= TASK DATA =
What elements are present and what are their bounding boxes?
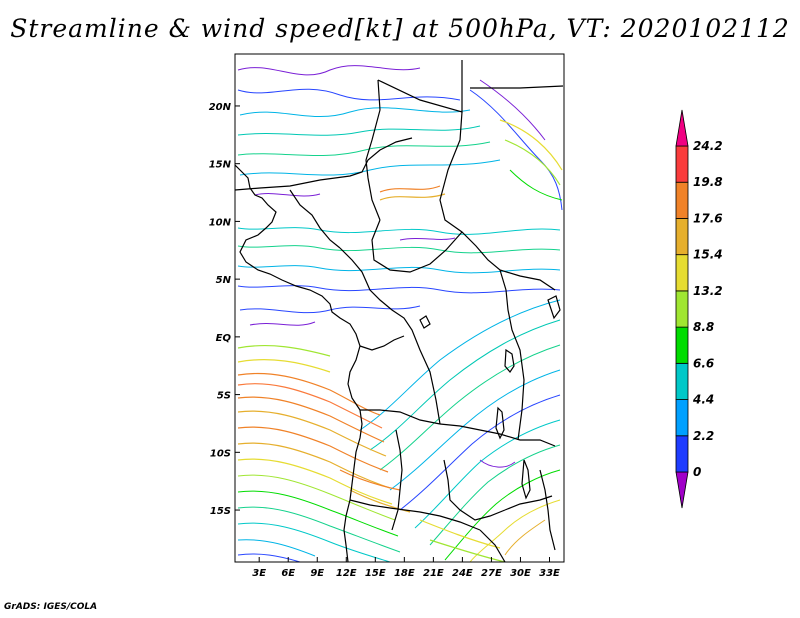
streamline-field (237, 65, 563, 562)
colorbar-swatch (675, 435, 689, 473)
lat-tick-label: 5N (216, 275, 232, 286)
colorbar-label: 17.6 (693, 211, 723, 225)
colorbar-label: 13.2 (693, 284, 723, 298)
lat-tick-label: 15S (210, 506, 231, 517)
latitude-axis: 20N 15N 10N 5N EQ 5S 10S 15S (209, 102, 240, 517)
country-borders (235, 60, 564, 562)
colorbar-label: 19.8 (693, 175, 723, 189)
lon-tick-label: 15E (365, 568, 386, 579)
colorbar-min-triangle (675, 471, 689, 509)
colorbar-swatch (675, 145, 689, 183)
colorbar-label: 24.2 (693, 139, 723, 153)
lat-tick-label: 10N (209, 217, 232, 228)
colorbar-label: 6.6 (693, 356, 714, 370)
lon-tick-label: 33E (539, 568, 560, 579)
lat-tick-label: EQ (216, 333, 232, 344)
colorbar-label: 0 (693, 465, 701, 479)
lat-tick-label: 20N (209, 102, 232, 113)
lon-tick-label: 6E (281, 568, 295, 579)
lon-tick-label: 12E (336, 568, 357, 579)
colorbar-max-triangle (675, 109, 689, 147)
colorbar-swatch (675, 218, 689, 256)
lon-tick-label: 21E (423, 568, 444, 579)
lat-tick-label: 15N (209, 160, 232, 171)
footer-credit: GrADS: IGES/COLA (4, 602, 98, 612)
lon-tick-label: 18E (394, 568, 415, 579)
colorbar-swatch (675, 290, 689, 328)
colorbar: 24.2 19.8 17.6 15.4 13.2 8.8 6.6 4.4 2.2 0 (675, 109, 723, 509)
colorbar-swatch (675, 399, 689, 437)
lon-tick-label: 9E (310, 568, 324, 579)
colorbar-label: 4.4 (692, 393, 714, 407)
lat-tick-label: 10S (210, 448, 231, 459)
longitude-axis: 3E 6E 9E 12E 15E 18E 21E 24E 27E 30E 33E (252, 557, 560, 579)
lon-tick-label: 24E (452, 568, 473, 579)
colorbar-swatch (675, 254, 689, 292)
chart-title: Streamline & wind speed[kt] at 500hPa, V… (10, 14, 790, 43)
colorbar-swatch (675, 181, 689, 219)
colorbar-label: 8.8 (693, 320, 714, 334)
lon-tick-label: 27E (481, 568, 502, 579)
colorbar-swatch (675, 362, 689, 400)
colorbar-label: 2.2 (693, 429, 714, 443)
lat-tick-label: 5S (217, 391, 231, 402)
colorbar-label: 15.4 (693, 248, 723, 262)
colorbar-swatch (675, 326, 689, 364)
lon-tick-label: 3E (252, 568, 266, 579)
map-frame (234, 53, 565, 563)
lon-tick-label: 30E (510, 568, 531, 579)
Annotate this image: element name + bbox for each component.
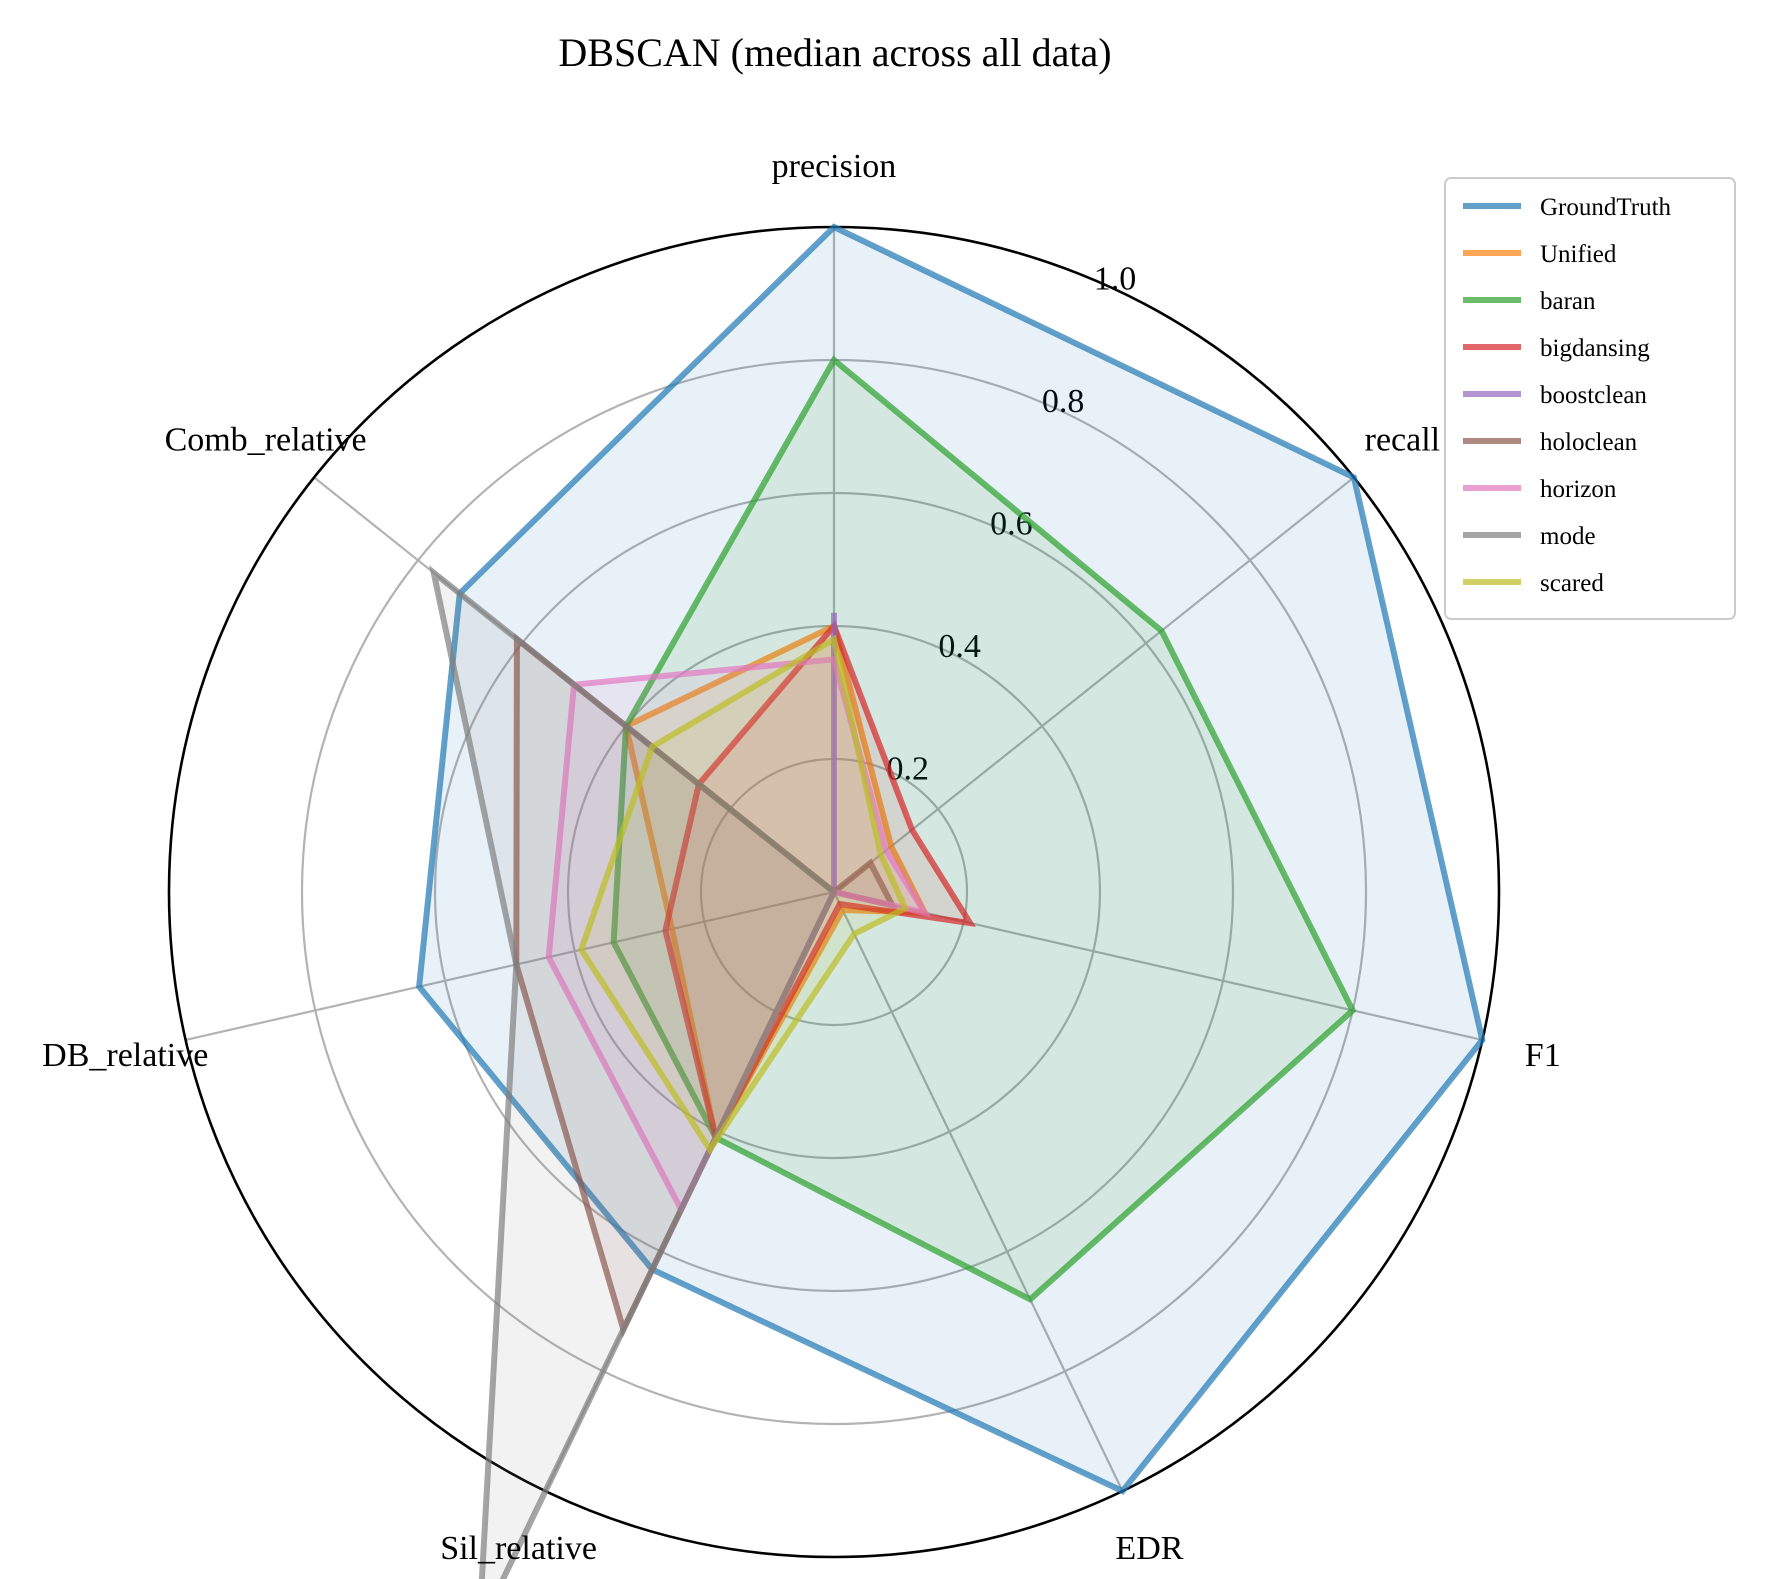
axis-label-EDR: EDR: [1115, 1530, 1183, 1567]
axis-label-recall: recall: [1365, 422, 1441, 459]
legend-label-boostclean: boostclean: [1540, 382, 1647, 409]
series-fill-GroundTruth: [419, 227, 1483, 1492]
legend-label-Unified: Unified: [1540, 241, 1617, 268]
series-fill-Unified: [626, 626, 925, 1138]
legend-label-holoclean: holoclean: [1540, 429, 1638, 456]
legend-label-baran: baran: [1540, 288, 1596, 315]
axis-label-precision: precision: [772, 148, 897, 185]
legend-label-GroundTruth: GroundTruth: [1540, 194, 1672, 221]
axis-label-Comb_relative: Comb_relative: [165, 422, 367, 459]
radial-tick-label: 1.0: [1094, 260, 1137, 297]
series-line-mode: [429, 565, 838, 1579]
radial-tick-label: 0.6: [990, 505, 1033, 542]
series-fill-mode: [433, 572, 834, 1579]
spoke-recall: [833, 476, 1355, 893]
legend-label-horizon: horizon: [1540, 476, 1617, 503]
series-line-baran: [610, 355, 1357, 1304]
axis-labels: precision recall F1 EDR Sil_relative DB_relat…: [42, 148, 1561, 1567]
axis-label-DB_relative: DB_relative: [42, 1037, 208, 1074]
radial-tick-label: 0.4: [938, 628, 981, 665]
spoke-EDR: [833, 891, 1124, 1492]
series-layer: [415, 223, 1486, 1579]
legend-label-bigdansing: bigdansing: [1540, 335, 1650, 362]
series-fill-scared: [581, 639, 906, 1150]
series-fill-holoclean: [516, 639, 893, 1330]
radial-tick-label: 0.8: [1042, 383, 1085, 420]
series-fill-horizon: [548, 659, 925, 1210]
series-line-bigdansing: [662, 620, 977, 1146]
chart-title: DBSCAN (median across all data): [558, 30, 1111, 75]
axis-label-F1: F1: [1525, 1037, 1561, 1074]
series-fill-baran: [613, 360, 1353, 1300]
legend-box: [1444, 177, 1736, 620]
axis-label-Sil_relative: Sil_relative: [440, 1530, 597, 1567]
spoke-DB_relative: [185, 890, 835, 1042]
legend: GroundTruth Unified baran bigdansing boostcl…: [1444, 177, 1736, 620]
series-line-scared: [577, 634, 910, 1156]
legend-label-mode: mode: [1540, 523, 1596, 550]
legend-label-scared: scared: [1540, 570, 1604, 597]
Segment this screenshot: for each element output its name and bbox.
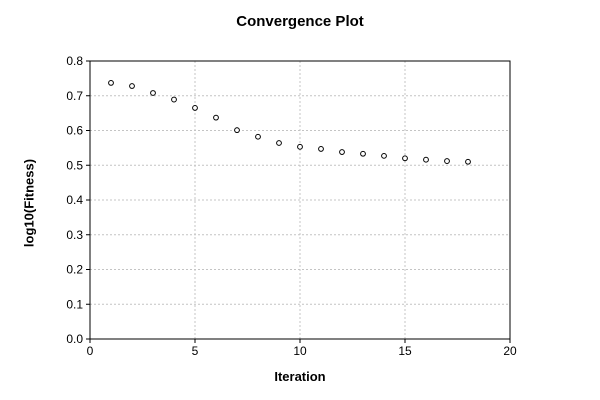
- data-point: [339, 149, 345, 155]
- data-point: [465, 158, 471, 165]
- data-point: [360, 150, 366, 157]
- data-point: [255, 133, 261, 140]
- data-point: [381, 152, 387, 159]
- data-point: [108, 79, 114, 86]
- x-tick-label: 15: [398, 344, 412, 358]
- x-tick-label: 20: [503, 344, 517, 358]
- data-point: [318, 146, 324, 152]
- y-tick-label: 0.1: [66, 297, 83, 311]
- data-point: [213, 114, 219, 121]
- x-axis-title: Iteration: [274, 369, 326, 384]
- data-point: [150, 90, 156, 96]
- y-tick-label: 0.3: [66, 228, 83, 242]
- x-tick-label: 5: [192, 344, 199, 358]
- y-axis-title: log10(Fitness): [21, 158, 37, 248]
- x-tick-label: 10: [293, 344, 307, 358]
- data-point: [276, 140, 282, 146]
- y-tick-label: 0.2: [66, 263, 83, 277]
- y-tick-label: 0.0: [66, 332, 83, 346]
- data-point: [402, 155, 408, 162]
- y-tick-label: 0.7: [66, 89, 83, 103]
- data-point: [423, 156, 429, 163]
- x-tick-label: 0: [87, 344, 94, 358]
- y-tick-label: 0.6: [66, 124, 83, 138]
- y-tick-label: 0.5: [66, 158, 83, 172]
- data-point: [171, 96, 177, 103]
- data-point: [444, 158, 450, 164]
- data-point: [192, 105, 198, 111]
- y-tick-label: 0.4: [66, 193, 83, 207]
- y-tick-label: 0.8: [66, 54, 83, 68]
- data-point: [129, 83, 135, 89]
- chart-title: Convergence Plot: [236, 13, 364, 30]
- data-point: [297, 143, 303, 150]
- data-point: [234, 127, 240, 134]
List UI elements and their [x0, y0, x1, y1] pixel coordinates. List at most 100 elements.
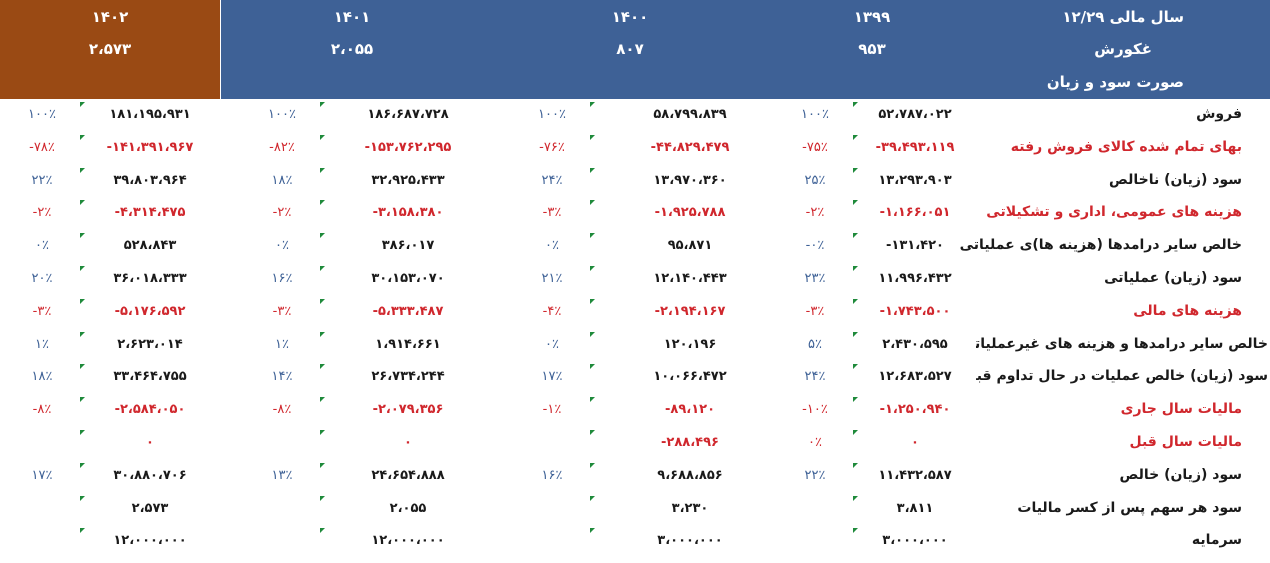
value-1401: ۳۲،۹۲۵،۴۳۳ [371, 172, 445, 188]
percent-1401: ۱٪ [275, 336, 289, 352]
value-1402: ۳۳،۴۶۴،۷۵۵ [113, 369, 187, 385]
value-1402: ۱۸۱،۱۹۵،۹۳۱ [109, 107, 191, 122]
percent-1399: ۱۰۰٪ [801, 107, 829, 122]
cell-comment-marker [853, 364, 858, 370]
row-label: سود هر سهم پس از کسر مالیات [1017, 499, 1242, 516]
year-1399: ۱۳۹۹ [853, 8, 891, 26]
value-1401: -۱۵۳،۷۶۲،۲۹۵ [364, 139, 452, 155]
percent-1400: ۲۱٪ [541, 271, 563, 286]
cell-comment-marker [80, 134, 85, 140]
cell-comment-marker [590, 528, 595, 534]
value-1402: ۳۰،۸۸۰،۷۰۶ [113, 467, 187, 483]
percent-1402: -۲٪ [32, 205, 52, 221]
value-1402: ۳۶،۰۱۸،۳۳۳ [113, 271, 187, 286]
percent-1399: -۷۵٪ [802, 139, 828, 155]
cell-comment-marker [80, 167, 85, 173]
year-1401: ۱۴۰۱ [333, 8, 371, 26]
percent-1400: ۱۷٪ [541, 369, 563, 385]
row-label: سود (زیان) ناخالص [1108, 171, 1242, 188]
cell-comment-marker [320, 495, 325, 501]
value-1400: -۸۹،۱۲۰ [664, 402, 716, 418]
company-symbol: غکورش [1094, 40, 1152, 58]
cell-comment-marker [590, 167, 595, 173]
cell-comment-marker [590, 364, 595, 370]
percent-1402: ۱۸٪ [31, 369, 53, 385]
value-1400: ۳،۲۳۰ [671, 500, 709, 516]
header-band [221, 0, 1270, 99]
cell-comment-marker [590, 102, 595, 107]
row-label: سود (زیان) خالص عملیات در حال تداوم قبل … [976, 368, 1268, 385]
table-row: خالص سایر درامدها و هزینه های غیرعملیاتی… [0, 331, 1270, 361]
cell-comment-marker [590, 462, 595, 468]
value-1402: -۴،۳۱۴،۴۷۵ [114, 205, 186, 221]
value-1401: ۱۲،۰۰۰،۰۰۰ [371, 533, 445, 549]
percent-1400: ۰٪ [545, 336, 559, 352]
percent-1399: ۲۳٪ [804, 271, 826, 286]
percent-1399: ۰٪ [808, 435, 822, 450]
value-1402: ۰ [146, 435, 154, 450]
table-row: سود (زیان) خالص ۳۰،۸۸۰،۷۰۶ ۱۷٪ ۲۴،۶۵۴،۸۸۸ ۱۳… [0, 462, 1270, 492]
value-1401: -۳،۱۵۸،۳۸۰ [372, 205, 444, 221]
cell-comment-marker [80, 331, 85, 337]
value-1399: -۱،۱۶۶،۰۵۱ [879, 205, 951, 221]
row-label: خالص سایر درامدها (هزینه ها)ی عملیاتی [959, 237, 1242, 254]
percent-1402: -۷۸٪ [29, 139, 55, 155]
value-1400: ۳،۰۰۰،۰۰۰ [657, 533, 723, 549]
cell-comment-marker [320, 528, 325, 534]
cell-comment-marker [590, 134, 595, 140]
price-1402: ۲،۵۷۳ [88, 40, 132, 58]
value-1399: ۱۳،۲۹۳،۹۰۳ [878, 172, 952, 188]
cell-comment-marker [320, 200, 325, 206]
cell-comment-marker [80, 233, 85, 239]
cell-comment-marker [80, 528, 85, 534]
cell-comment-marker [80, 266, 85, 271]
table-row: بهای تمام شده کالای فروش رفته -۱۴۱،۳۹۱،۹۶… [0, 134, 1270, 164]
cell-comment-marker [853, 495, 858, 501]
row-label: فروش [1196, 106, 1242, 122]
row-label: خالص سایر درامدها و هزینه های غیرعملیاتی [976, 335, 1268, 352]
table-row: خالص سایر درامدها (هزینه ها)ی عملیاتی ۵۲۸… [0, 232, 1270, 262]
cell-comment-marker [320, 298, 325, 304]
percent-1401: -۲٪ [272, 205, 292, 221]
header-band-highlighted-year [0, 0, 220, 99]
cell-comment-marker [320, 364, 325, 370]
value-1400: ۱۰،۰۶۶،۴۷۲ [653, 369, 727, 385]
value-1401: -۲،۰۷۹،۳۵۶ [372, 402, 444, 418]
percent-1401: -۳٪ [272, 303, 292, 319]
row-label: مالیات سال جاری [1120, 401, 1242, 418]
percent-1402: ۲۲٪ [31, 172, 53, 188]
percent-1399: -۳٪ [805, 303, 825, 319]
value-1399: -۳۹،۴۹۳،۱۱۹ [875, 139, 955, 155]
percent-1399: -۱۰٪ [802, 402, 828, 418]
value-1401: ۰ [404, 435, 412, 450]
value-1399: ۳،۰۰۰،۰۰۰ [882, 533, 948, 549]
cell-comment-marker [853, 266, 858, 271]
percent-1399: -۰٪ [805, 238, 825, 254]
percent-1401: -۸٪ [272, 402, 292, 418]
percent-1402: ۱۷٪ [31, 467, 53, 483]
cell-comment-marker [590, 397, 595, 403]
value-1402: -۲،۵۸۴،۰۵۰ [114, 402, 186, 418]
value-1399: ۳،۸۱۱ [896, 500, 934, 516]
percent-1400: ۱۰۰٪ [538, 107, 566, 122]
table-row: سود (زیان) ناخالص ۳۹،۸۰۳،۹۶۴ ۲۲٪ ۳۲،۹۲۵،۴۳۳… [0, 167, 1270, 197]
cell-comment-marker [80, 397, 85, 403]
percent-1400: ۰٪ [545, 238, 559, 254]
cell-comment-marker [853, 430, 858, 435]
fiscal-year-label: سال مالی ۱۲/۲۹ [1062, 8, 1184, 26]
percent-1401: ۱۰۰٪ [268, 107, 296, 122]
cell-comment-marker [80, 430, 85, 435]
row-label: بهای تمام شده کالای فروش رفته [1010, 138, 1242, 155]
table-row: سرمایه ۱۲،۰۰۰،۰۰۰ ۱۲،۰۰۰،۰۰۰ ۳،۰۰۰،۰۰۰ ۳،۰۰۰… [0, 527, 1270, 557]
percent-1399: ۲۴٪ [804, 369, 826, 385]
cell-comment-marker [590, 331, 595, 337]
cell-comment-marker [590, 266, 595, 271]
percent-1402: ۲۰٪ [31, 271, 53, 286]
cell-comment-marker [853, 331, 858, 337]
cell-comment-marker [320, 233, 325, 239]
cell-comment-marker [853, 134, 858, 140]
value-1402: -۱۴۱،۳۹۱،۹۶۷ [106, 139, 194, 155]
value-1399: ۰ [911, 435, 919, 450]
cell-comment-marker [590, 298, 595, 304]
value-1402: ۵۲۸،۸۴۳ [123, 238, 177, 254]
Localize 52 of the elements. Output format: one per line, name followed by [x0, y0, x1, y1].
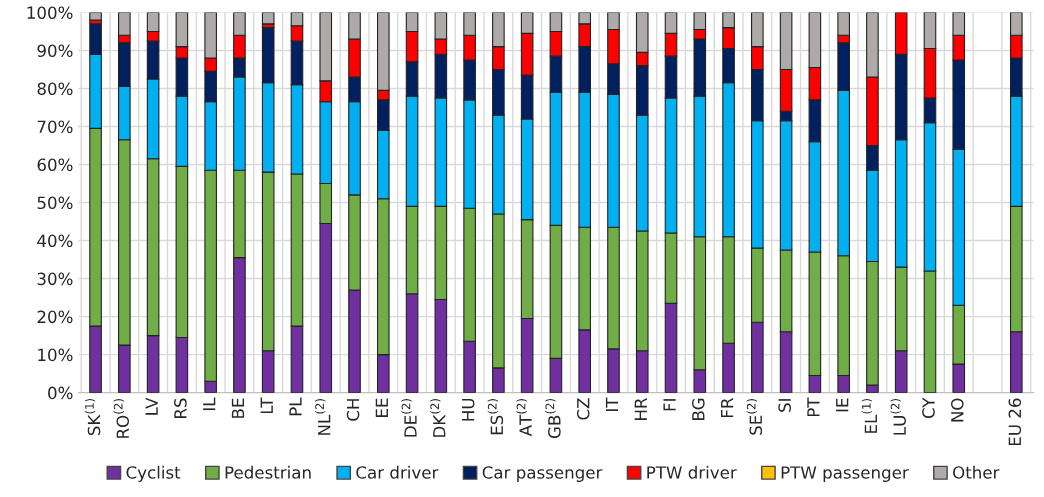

= TASK TO COMPLETE =
List the lines from "value-1401: ۳۲،۹۲۵،۴۳۳ [371, 172, 445, 188]" through "cell-comment-marker [80, 331, 85, 337]" as a numbered list, and leave out any blank lines.

= THE SOLUTION =
1. value-1401: ۳۲،۹۲۵،۴۳۳ [371, 172, 445, 188]
2. percent-1401: ۱٪ [275, 336, 289, 352]
3. value-1402: ۳۳،۴۶۴،۷۵۵ [113, 369, 187, 385]
4. value-1402: ۱۸۱،۱۹۵،۹۳۱ [109, 107, 191, 122]
5. percent-1399: ۱۰۰٪ [801, 107, 829, 122]
6. cell-comment-marker [853, 364, 858, 370]
7. row-label: سود هر سهم پس از کسر مالیات [1017, 499, 1242, 516]
8. year-1399: ۱۳۹۹ [853, 8, 891, 26]
9. value-1401: -۱۵۳،۷۶۲،۲۹۵ [364, 139, 452, 155]
10. percent-1400: ۲۱٪ [541, 271, 563, 286]
11. cell-comment-marker [80, 134, 85, 140]
12. cell-comment-marker [590, 528, 595, 534]
13. value-1402: ۳۰،۸۸۰،۷۰۶ [113, 467, 187, 483]
14. percent-1402: -۲٪ [32, 205, 52, 221]
15. value-1402: ۳۶،۰۱۸،۳۳۳ [113, 271, 187, 286]
16. percent-1399: -۷۵٪ [802, 139, 828, 155]
17. cell-comment-marker [80, 167, 85, 173]
18. year-1401: ۱۴۰۱ [333, 8, 371, 26]
19. percent-1400: ۱۷٪ [541, 369, 563, 385]
20. row-label: سود (زیان) ناخالص [1108, 171, 1242, 188]
21. cell-comment-marker [320, 495, 325, 501]
22. value-1400: -۸۹،۱۲۰ [664, 402, 716, 418]
23. company-symbol: غکورش [1094, 40, 1152, 58]
24. cell-comment-marker [590, 167, 595, 173]
25. cell-comment-marker [590, 364, 595, 370]
26. percent-1402: ۱۸٪ [31, 369, 53, 385]
27. value-1400: ۳،۲۳۰ [671, 500, 709, 516]
28. header-band [221, 0, 1270, 99]
29. cell-comment-marker [590, 102, 595, 107]
30. row-label: سود (زیان) خالص عملیات در حال تداوم قبل … [976, 368, 1268, 385]
31. table-row: خالص سایر درامدها و هزینه های غیرعملیاتی… [0, 331, 1270, 361]
32. cell-comment-marker [590, 462, 595, 468]
33. value-1402: -۴،۳۱۴،۴۷۵ [114, 205, 186, 221]
34. value-1401: ۱۲،۰۰۰،۰۰۰ [371, 533, 445, 549]
35. percent-1400: ۰٪ [545, 336, 559, 352]
36. percent-1399: ۲۳٪ [804, 271, 826, 286]
37. percent-1399: ۰٪ [808, 435, 822, 450]
38. value-1402: ۰ [146, 435, 154, 450]
39. table-row: سود (زیان) خالص ۳۰،۸۸۰،۷۰۶ ۱۷٪ ۲۴،۶۵۴،۸۸۸ ۱۳… [0, 462, 1270, 492]
40. value-1401: -۳،۱۵۸،۳۸۰ [372, 205, 444, 221]
41. cell-comment-marker [80, 331, 85, 337]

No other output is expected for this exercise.